→ What you will do
Repeat all of the data precisely.

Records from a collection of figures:
+-------+
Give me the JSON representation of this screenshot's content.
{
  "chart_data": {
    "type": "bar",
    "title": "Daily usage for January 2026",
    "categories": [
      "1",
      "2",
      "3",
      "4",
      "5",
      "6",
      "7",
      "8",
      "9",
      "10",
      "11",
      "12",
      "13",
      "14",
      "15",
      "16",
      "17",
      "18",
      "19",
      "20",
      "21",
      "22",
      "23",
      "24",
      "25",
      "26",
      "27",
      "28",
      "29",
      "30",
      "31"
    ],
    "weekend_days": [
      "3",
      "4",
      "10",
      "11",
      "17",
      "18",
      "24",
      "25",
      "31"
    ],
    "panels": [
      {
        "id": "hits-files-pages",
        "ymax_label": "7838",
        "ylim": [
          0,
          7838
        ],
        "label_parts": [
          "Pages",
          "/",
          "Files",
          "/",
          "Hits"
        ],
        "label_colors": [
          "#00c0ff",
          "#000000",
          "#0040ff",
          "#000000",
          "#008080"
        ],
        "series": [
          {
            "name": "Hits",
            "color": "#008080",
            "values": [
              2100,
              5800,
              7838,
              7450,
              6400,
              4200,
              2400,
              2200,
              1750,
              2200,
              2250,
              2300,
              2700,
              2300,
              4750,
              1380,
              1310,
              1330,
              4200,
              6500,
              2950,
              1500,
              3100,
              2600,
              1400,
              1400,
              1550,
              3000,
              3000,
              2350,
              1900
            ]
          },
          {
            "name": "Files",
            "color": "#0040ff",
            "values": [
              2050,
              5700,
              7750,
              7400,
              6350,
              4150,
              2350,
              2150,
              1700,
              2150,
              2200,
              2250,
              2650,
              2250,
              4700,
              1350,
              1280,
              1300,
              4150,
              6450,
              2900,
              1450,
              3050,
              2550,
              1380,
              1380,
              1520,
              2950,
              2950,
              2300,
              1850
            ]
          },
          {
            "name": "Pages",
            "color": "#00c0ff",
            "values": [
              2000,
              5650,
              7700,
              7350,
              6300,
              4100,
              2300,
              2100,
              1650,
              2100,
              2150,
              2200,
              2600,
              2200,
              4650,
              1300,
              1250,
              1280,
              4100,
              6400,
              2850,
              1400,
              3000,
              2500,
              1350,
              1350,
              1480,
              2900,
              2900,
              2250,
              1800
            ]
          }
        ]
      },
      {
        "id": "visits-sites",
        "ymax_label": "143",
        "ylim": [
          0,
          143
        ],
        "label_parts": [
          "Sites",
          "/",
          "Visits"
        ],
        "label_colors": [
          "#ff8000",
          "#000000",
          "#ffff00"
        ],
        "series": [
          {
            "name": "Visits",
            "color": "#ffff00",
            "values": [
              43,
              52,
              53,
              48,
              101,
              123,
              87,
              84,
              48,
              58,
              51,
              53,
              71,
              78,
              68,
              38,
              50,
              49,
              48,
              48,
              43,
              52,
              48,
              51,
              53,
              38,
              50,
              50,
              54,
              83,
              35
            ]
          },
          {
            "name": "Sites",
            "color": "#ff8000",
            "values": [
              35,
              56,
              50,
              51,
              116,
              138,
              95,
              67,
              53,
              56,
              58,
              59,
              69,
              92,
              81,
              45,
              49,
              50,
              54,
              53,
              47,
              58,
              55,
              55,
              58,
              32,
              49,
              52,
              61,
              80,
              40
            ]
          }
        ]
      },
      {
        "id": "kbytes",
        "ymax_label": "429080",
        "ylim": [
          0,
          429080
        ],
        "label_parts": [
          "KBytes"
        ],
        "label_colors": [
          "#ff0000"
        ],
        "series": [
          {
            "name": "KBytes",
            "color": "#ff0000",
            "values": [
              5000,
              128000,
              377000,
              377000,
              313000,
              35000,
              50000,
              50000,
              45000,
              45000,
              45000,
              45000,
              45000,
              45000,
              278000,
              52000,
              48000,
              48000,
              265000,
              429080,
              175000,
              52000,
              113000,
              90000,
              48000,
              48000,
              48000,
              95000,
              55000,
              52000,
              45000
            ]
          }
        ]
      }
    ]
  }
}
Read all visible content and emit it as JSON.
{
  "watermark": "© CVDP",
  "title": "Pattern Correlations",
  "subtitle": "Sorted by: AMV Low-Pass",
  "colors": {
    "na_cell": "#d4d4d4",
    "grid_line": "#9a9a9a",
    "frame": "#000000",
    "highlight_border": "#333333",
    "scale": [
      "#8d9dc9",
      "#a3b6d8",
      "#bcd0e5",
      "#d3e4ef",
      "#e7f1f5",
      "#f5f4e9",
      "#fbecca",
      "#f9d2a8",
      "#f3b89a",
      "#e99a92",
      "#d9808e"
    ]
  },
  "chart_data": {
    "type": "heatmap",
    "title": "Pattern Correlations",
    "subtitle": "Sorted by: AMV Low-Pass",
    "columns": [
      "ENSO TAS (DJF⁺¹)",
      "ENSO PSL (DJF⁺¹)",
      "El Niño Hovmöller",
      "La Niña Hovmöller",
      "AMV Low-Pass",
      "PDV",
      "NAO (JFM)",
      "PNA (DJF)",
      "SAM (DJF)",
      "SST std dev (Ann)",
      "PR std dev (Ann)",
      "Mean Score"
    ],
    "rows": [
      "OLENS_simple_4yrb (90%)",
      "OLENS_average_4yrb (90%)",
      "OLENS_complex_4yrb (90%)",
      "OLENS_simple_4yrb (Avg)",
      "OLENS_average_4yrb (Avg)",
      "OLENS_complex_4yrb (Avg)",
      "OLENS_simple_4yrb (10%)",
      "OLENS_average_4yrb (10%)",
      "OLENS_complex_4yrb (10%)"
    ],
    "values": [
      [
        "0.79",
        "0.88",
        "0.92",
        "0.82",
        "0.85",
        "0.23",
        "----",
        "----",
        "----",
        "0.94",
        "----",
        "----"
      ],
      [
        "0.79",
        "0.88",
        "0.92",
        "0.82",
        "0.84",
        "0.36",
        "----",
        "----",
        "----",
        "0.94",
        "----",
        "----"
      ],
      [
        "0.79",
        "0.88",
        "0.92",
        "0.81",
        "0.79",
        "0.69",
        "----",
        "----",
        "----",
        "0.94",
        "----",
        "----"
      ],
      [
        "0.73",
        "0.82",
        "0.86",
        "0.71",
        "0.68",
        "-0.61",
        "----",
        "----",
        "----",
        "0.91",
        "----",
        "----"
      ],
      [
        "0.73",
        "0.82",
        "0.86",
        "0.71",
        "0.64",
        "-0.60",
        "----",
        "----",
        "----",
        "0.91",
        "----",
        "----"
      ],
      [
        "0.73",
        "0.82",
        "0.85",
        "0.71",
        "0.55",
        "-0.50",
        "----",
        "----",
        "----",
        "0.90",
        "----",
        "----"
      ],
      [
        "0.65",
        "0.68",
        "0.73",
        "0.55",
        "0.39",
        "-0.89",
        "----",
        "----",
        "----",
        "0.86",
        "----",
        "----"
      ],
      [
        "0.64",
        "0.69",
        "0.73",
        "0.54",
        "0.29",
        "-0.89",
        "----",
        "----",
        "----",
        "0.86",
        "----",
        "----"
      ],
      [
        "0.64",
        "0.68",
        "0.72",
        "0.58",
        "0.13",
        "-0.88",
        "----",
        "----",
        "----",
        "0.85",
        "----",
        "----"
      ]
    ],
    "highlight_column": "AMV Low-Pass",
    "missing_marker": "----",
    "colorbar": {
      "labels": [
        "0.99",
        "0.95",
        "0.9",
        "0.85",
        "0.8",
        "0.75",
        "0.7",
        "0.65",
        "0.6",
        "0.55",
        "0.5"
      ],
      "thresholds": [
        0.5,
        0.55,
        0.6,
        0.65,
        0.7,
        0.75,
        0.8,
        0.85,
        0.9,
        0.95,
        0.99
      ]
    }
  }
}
+-------+
→ Solution to the problem
Give me the JSON representation of this screenshot's content.
{
  "chart_data": {
    "type": "bar",
    "title": "Daily usage for January 2026",
    "categories": [
      "1",
      "2",
      "3",
      "4",
      "5",
      "6",
      "7",
      "8",
      "9",
      "10",
      "11",
      "12",
      "13",
      "14",
      "15",
      "16",
      "17",
      "18",
      "19",
      "20",
      "21",
      "22",
      "23",
      "24",
      "25",
      "26",
      "27",
      "28",
      "29",
      "30",
      "31"
    ],
    "weekend_days": [
      "3",
      "4",
      "10",
      "11",
      "17",
      "18",
      "24",
      "25",
      "31"
    ],
    "panels": [
      {
        "id": "hits-files-pages",
        "ymax_label": "7838",
        "ylim": [
          0,
          7838
        ],
        "label_parts": [
          "Pages",
          "/",
          "Files",
          "/",
          "Hits"
        ],
        "label_colors": [
          "#00c0ff",
          "#000000",
          "#0040ff",
          "#000000",
          "#008080"
        ],
        "series": [
          {
            "name": "Hits",
            "color": "#008080",
            "values": [
              2100,
              5800,
              7838,
              7450,
              6400,
              4200,
              2400,
              2200,
              1750,
              2200,
              2250,
              2300,
              2700,
              2300,
              4750,
              1380,
              1310,
              1330,
              4200,
              6500,
              2950,
              1500,
              3100,
              2600,
              1400,
              1400,
              1550,
              3000,
              3000,
              2350,
              1900
            ]
          },
          {
            "name": "Files",
            "color": "#0040ff",
            "values": [
              2050,
              5700,
              7750,
              7400,
              6350,
              4150,
              2350,
              2150,
              1700,
              2150,
              2200,
              2250,
              2650,
              2250,
              4700,
              1350,
              1280,
              1300,
              4150,
              6450,
              2900,
              1450,
              3050,
              2550,
              1380,
              1380,
              1520,
              2950,
              2950,
              2300,
              1850
            ]
          },
          {
            "name": "Pages",
            "color": "#00c0ff",
            "values": [
              2000,
              5650,
              7700,
              7350,
              6300,
              4100,
              2300,
              2100,
              1650,
              2100,
              2150,
              2200,
              2600,
              2200,
              4650,
              1300,
              1250,
              1280,
              4100,
              6400,
              2850,
              1400,
              3000,
              2500,
              1350,
              1350,
              1480,
              2900,
              2900,
              2250,
              1800
            ]
          }
        ]
      },
      {
        "id": "visits-sites",
        "ymax_label": "143",
        "ylim": [
          0,
          143
        ],
        "label_parts": [
          "Sites",
          "/",
          "Visits"
        ],
        "label_colors": [
          "#ff8000",
          "#000000",
          "#ffff00"
        ],
        "series": [
          {
            "name": "Visits",
            "color": "#ffff00",
            "values": [
              43,
              52,
              53,
              48,
              101,
              123,
              87,
              84,
              48,
              58,
              51,
              53,
              71,
              78,
              68,
              38,
              50,
              49,
              48,
              48,
              43,
              52,
              48,
              51,
              53,
              38,
              50,
              50,
              54,
              83,
              35
            ]
          },
          {
            "name": "Sites",
            "color": "#ff8000",
            "values": [
              35,
              56,
              50,
              51,
              116,
              138,
              95,
              67,
              53,
              56,
              58,
              59,
              69,
              92,
              81,
              45,
              49,
              50,
              54,
              53,
              47,
              58,
              55,
              55,
              58,
              32,
              49,
              52,
              61,
              80,
              40
            ]
          }
        ]
      },
      {
        "id": "kbytes",
        "ymax_label": "429080",
        "ylim": [
          0,
          429080
        ],
        "label_parts": [
          "KBytes"
        ],
        "label_colors": [
          "#ff0000"
        ],
        "series": [
          {
            "name": "KBytes",
            "color": "#ff0000",
            "values": [
              5000,
              128000,
              377000,
              377000,
              313000,
              35000,
              50000,
              50000,
              45000,
              45000,
              45000,
              45000,
              45000,
              45000,
              278000,
              52000,
              48000,
              48000,
              265000,
              429080,
              175000,
              52000,
              113000,
              90000,
              48000,
              48000,
              48000,
              95000,
              55000,
              52000,
              45000
            ]
          }
        ]
      }
    ]
  }
}
Read all visible content and emit it as JSON.
{
  "watermark": "© CVDP",
  "title": "Pattern Correlations",
  "subtitle": "Sorted by: AMV Low-Pass",
  "colors": {
    "na_cell": "#d4d4d4",
    "grid_line": "#9a9a9a",
    "frame": "#000000",
    "highlight_border": "#333333",
    "scale": [
      "#8d9dc9",
      "#a3b6d8",
      "#bcd0e5",
      "#d3e4ef",
      "#e7f1f5",
      "#f5f4e9",
      "#fbecca",
      "#f9d2a8",
      "#f3b89a",
      "#e99a92",
      "#d9808e"
    ]
  },
  "chart_data": {
    "type": "heatmap",
    "title": "Pattern Correlations",
    "subtitle": "Sorted by: AMV Low-Pass",
    "columns": [
      "ENSO TAS (DJF⁺¹)",
      "ENSO PSL (DJF⁺¹)",
      "El Niño Hovmöller",
      "La Niña Hovmöller",
      "AMV Low-Pass",
      "PDV",
      "NAO (JFM)",
      "PNA (DJF)",
      "SAM (DJF)",
      "SST std dev (Ann)",
      "PR std dev (Ann)",
      "Mean Score"
    ],
    "rows": [
      "OLENS_simple_4yrb (90%)",
      "OLENS_average_4yrb (90%)",
      "OLENS_complex_4yrb (90%)",
      "OLENS_simple_4yrb (Avg)",
      "OLENS_average_4yrb (Avg)",
      "OLENS_complex_4yrb (Avg)",
      "OLENS_simple_4yrb (10%)",
      "OLENS_average_4yrb (10%)",
      "OLENS_complex_4yrb (10%)"
    ],
    "values": [
      [
        "0.79",
        "0.88",
        "0.92",
        "0.82",
        "0.85",
        "0.23",
        "----",
        "----",
        "----",
        "0.94",
        "----",
        "----"
      ],
      [
        "0.79",
        "0.88",
        "0.92",
        "0.82",
        "0.84",
        "0.36",
        "----",
        "----",
        "----",
        "0.94",
        "----",
        "----"
      ],
      [
        "0.79",
        "0.88",
        "0.92",
        "0.81",
        "0.79",
        "0.69",
        "----",
        "----",
        "----",
        "0.94",
        "----",
        "----"
      ],
      [
        "0.73",
        "0.82",
        "0.86",
        "0.71",
        "0.68",
        "-0.61",
        "----",
        "----",
        "----",
        "0.91",
        "----",
        "----"
      ],
      [
        "0.73",
        "0.82",
        "0.86",
        "0.71",
        "0.64",
        "-0.60",
        "----",
        "----",
        "----",
        "0.91",
        "----",
        "----"
      ],
      [
        "0.73",
        "0.82",
        "0.85",
        "0.71",
        "0.55",
        "-0.50",
        "----",
        "----",
        "----",
        "0.90",
        "----",
        "----"
      ],
      [
        "0.65",
        "0.68",
        "0.73",
        "0.55",
        "0.39",
        "-0.89",
        "----",
        "----",
        "----",
        "0.86",
        "----",
        "----"
      ],
      [
        "0.64",
        "0.69",
        "0.73",
        "0.54",
        "0.29",
        "-0.89",
        "----",
        "----",
        "----",
        "0.86",
        "----",
        "----"
      ],
      [
        "0.64",
        "0.68",
        "0.72",
        "0.58",
        "0.13",
        "-0.88",
        "----",
        "----",
        "----",
        "0.85",
        "----",
        "----"
      ]
    ],
    "highlight_column": "AMV Low-Pass",
    "missing_marker": "----",
    "colorbar": {
      "labels": [
        "0.99",
        "0.95",
        "0.9",
        "0.85",
        "0.8",
        "0.75",
        "0.7",
        "0.65",
        "0.6",
        "0.55",
        "0.5"
      ],
      "thresholds": [
        0.5,
        0.55,
        0.6,
        0.65,
        0.7,
        0.75,
        0.8,
        0.85,
        0.9,
        0.95,
        0.99
      ]
    }
  }
}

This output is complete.